DO THIS ->
Reproduce the records exactly.
┄┄┄┄┄┄
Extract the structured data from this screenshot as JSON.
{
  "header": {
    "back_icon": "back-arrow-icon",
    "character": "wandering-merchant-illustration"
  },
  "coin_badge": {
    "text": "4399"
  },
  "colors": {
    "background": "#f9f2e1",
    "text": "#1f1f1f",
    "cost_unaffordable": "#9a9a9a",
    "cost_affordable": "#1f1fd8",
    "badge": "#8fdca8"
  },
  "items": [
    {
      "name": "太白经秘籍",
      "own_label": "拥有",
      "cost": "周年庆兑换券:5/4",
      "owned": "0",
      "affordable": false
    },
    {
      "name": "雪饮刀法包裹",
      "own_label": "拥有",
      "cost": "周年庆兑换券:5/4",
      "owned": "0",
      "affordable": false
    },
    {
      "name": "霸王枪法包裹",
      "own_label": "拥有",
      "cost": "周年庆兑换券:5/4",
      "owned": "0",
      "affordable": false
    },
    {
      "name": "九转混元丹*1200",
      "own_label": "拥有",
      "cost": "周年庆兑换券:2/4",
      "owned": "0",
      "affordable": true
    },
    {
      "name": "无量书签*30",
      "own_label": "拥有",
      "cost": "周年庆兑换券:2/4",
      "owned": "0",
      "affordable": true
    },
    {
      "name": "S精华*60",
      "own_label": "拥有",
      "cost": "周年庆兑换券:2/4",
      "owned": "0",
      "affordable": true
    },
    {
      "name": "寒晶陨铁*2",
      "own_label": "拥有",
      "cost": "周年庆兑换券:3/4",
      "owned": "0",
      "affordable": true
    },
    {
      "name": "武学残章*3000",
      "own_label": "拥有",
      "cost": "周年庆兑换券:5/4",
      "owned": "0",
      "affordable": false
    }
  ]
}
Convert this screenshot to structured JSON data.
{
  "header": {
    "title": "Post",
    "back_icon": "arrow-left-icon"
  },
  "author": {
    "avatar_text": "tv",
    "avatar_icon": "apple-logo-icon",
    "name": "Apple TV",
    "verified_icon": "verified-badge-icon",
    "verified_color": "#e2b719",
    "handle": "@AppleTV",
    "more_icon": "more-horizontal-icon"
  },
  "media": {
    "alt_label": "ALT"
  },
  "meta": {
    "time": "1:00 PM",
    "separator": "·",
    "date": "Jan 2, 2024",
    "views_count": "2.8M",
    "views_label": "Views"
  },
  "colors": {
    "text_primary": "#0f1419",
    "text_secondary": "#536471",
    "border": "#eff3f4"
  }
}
┄┄┄┄┄┄
FINISHED TASK ->
Extract the structured data from this screenshot as JSON.
{
  "header": {
    "back_icon": "back-arrow-icon",
    "character": "wandering-merchant-illustration"
  },
  "coin_badge": {
    "text": "4399"
  },
  "colors": {
    "background": "#f9f2e1",
    "text": "#1f1f1f",
    "cost_unaffordable": "#9a9a9a",
    "cost_affordable": "#1f1fd8",
    "badge": "#8fdca8"
  },
  "items": [
    {
      "name": "太白经秘籍",
      "own_label": "拥有",
      "cost": "周年庆兑换券:5/4",
      "owned": "0",
      "affordable": false
    },
    {
      "name": "雪饮刀法包裹",
      "own_label": "拥有",
      "cost": "周年庆兑换券:5/4",
      "owned": "0",
      "affordable": false
    },
    {
      "name": "霸王枪法包裹",
      "own_label": "拥有",
      "cost": "周年庆兑换券:5/4",
      "owned": "0",
      "affordable": false
    },
    {
      "name": "九转混元丹*1200",
      "own_label": "拥有",
      "cost": "周年庆兑换券:2/4",
      "owned": "0",
      "affordable": true
    },
    {
      "name": "无量书签*30",
      "own_label": "拥有",
      "cost": "周年庆兑换券:2/4",
      "owned": "0",
      "affordable": true
    },
    {
      "name": "S精华*60",
      "own_label": "拥有",
      "cost": "周年庆兑换券:2/4",
      "owned": "0",
      "affordable": true
    },
    {
      "name": "寒晶陨铁*2",
      "own_label": "拥有",
      "cost": "周年庆兑换券:3/4",
      "owned": "0",
      "affordable": true
    },
    {
      "name": "武学残章*3000",
      "own_label": "拥有",
      "cost": "周年庆兑换券:5/4",
      "owned": "0",
      "affordable": false
    }
  ]
}
Convert this screenshot to structured JSON data.
{
  "header": {
    "title": "Post",
    "back_icon": "arrow-left-icon"
  },
  "author": {
    "avatar_text": "tv",
    "avatar_icon": "apple-logo-icon",
    "name": "Apple TV",
    "verified_icon": "verified-badge-icon",
    "verified_color": "#e2b719",
    "handle": "@AppleTV",
    "more_icon": "more-horizontal-icon"
  },
  "media": {
    "alt_label": "ALT"
  },
  "meta": {
    "time": "1:00 PM",
    "separator": "·",
    "date": "Jan 2, 2024",
    "views_count": "2.8M",
    "views_label": "Views"
  },
  "colors": {
    "text_primary": "#0f1419",
    "text_secondary": "#536471",
    "border": "#eff3f4"
  }
}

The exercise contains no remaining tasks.